* [WHAT IS NEEDED]:
Please transcribe the data below exactly. Leave the pictures out.

::: SUPPLIED ENTRIES :::

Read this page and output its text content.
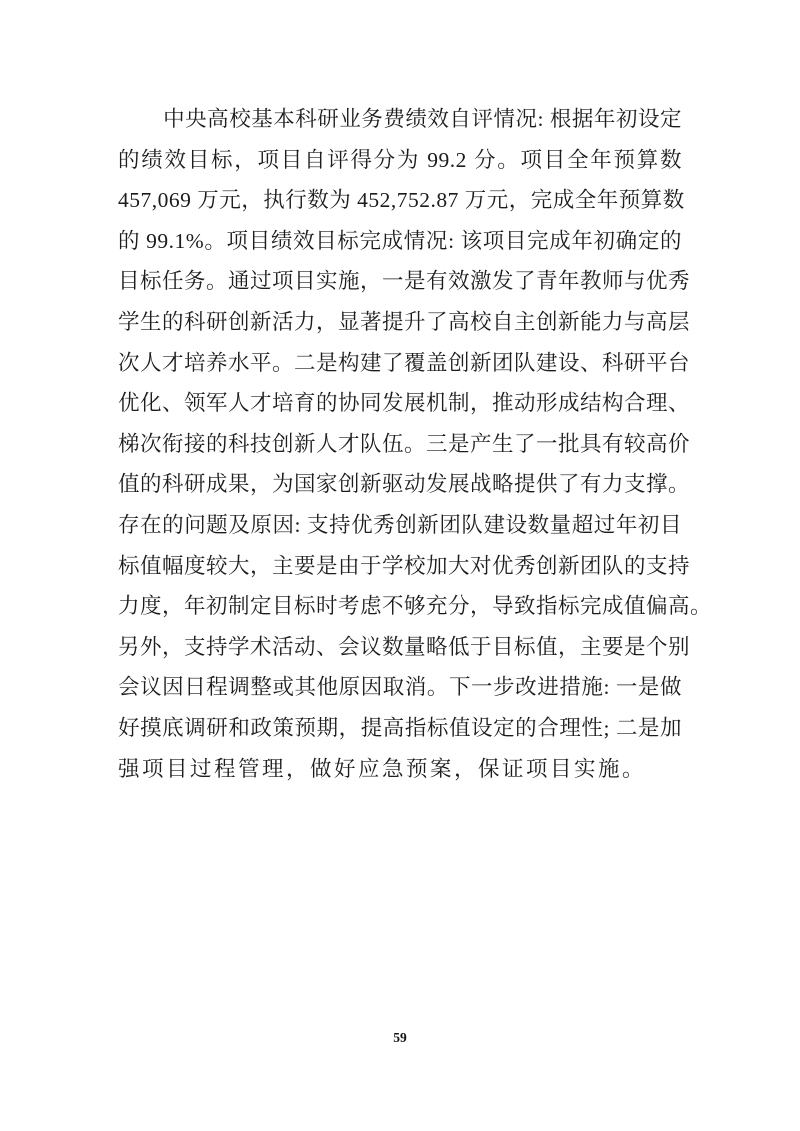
中央高校基本科研业务费绩效自评情况: 根据年初设定
的绩效目标，项目自评得分为 99.2 分。项目全年预算数
457,069 万元，执行数为 452,752.87 万元，完成全年预算数
的 99.1%。项目绩效目标完成情况: 该项目完成年初确定的
目标任务。通过项目实施，一是有效激发了青年教师与优秀
学生的科研创新活力，显著提升了高校自主创新能力与高层
次人才培养水平。二是构建了覆盖创新团队建设、科研平台
优化、领军人才培育的协同发展机制，推动形成结构合理、
梯次衔接的科技创新人才队伍。三是产生了一批具有较高价
值的科研成果，为国家创新驱动发展战略提供了有力支撑。
存在的问题及原因: 支持优秀创新团队建设数量超过年初目
标值幅度较大，主要是由于学校加大对优秀创新团队的支持
力度，年初制定目标时考虑不够充分，导致指标完成值偏高。
另外，支持学术活动、会议数量略低于目标值，主要是个别
会议因日程调整或其他原因取消。下一步改进措施: 一是做
好摸底调研和政策预期，提高指标值设定的合理性; 二是加
强项目过程管理，做好应急预案，保证项目实施。
59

:::

* [FINISHED TASK]:
Read this page and output its text content.
中央高校基本科研业务费绩效自评情况: 根据年初设定
的绩效目标，项目自评得分为 99.2 分。项目全年预算数
457,069 万元，执行数为 452,752.87 万元，完成全年预算数
的 99.1%。项目绩效目标完成情况: 该项目完成年初确定的
目标任务。通过项目实施，一是有效激发了青年教师与优秀
学生的科研创新活力，显著提升了高校自主创新能力与高层
次人才培养水平。二是构建了覆盖创新团队建设、科研平台
优化、领军人才培育的协同发展机制，推动形成结构合理、
梯次衔接的科技创新人才队伍。三是产生了一批具有较高价
值的科研成果，为国家创新驱动发展战略提供了有力支撑。
存在的问题及原因: 支持优秀创新团队建设数量超过年初目
标值幅度较大，主要是由于学校加大对优秀创新团队的支持
力度，年初制定目标时考虑不够充分，导致指标完成值偏高。
另外，支持学术活动、会议数量略低于目标值，主要是个别
会议因日程调整或其他原因取消。下一步改进措施: 一是做
好摸底调研和政策预期，提高指标值设定的合理性; 二是加
强项目过程管理，做好应急预案，保证项目实施。
59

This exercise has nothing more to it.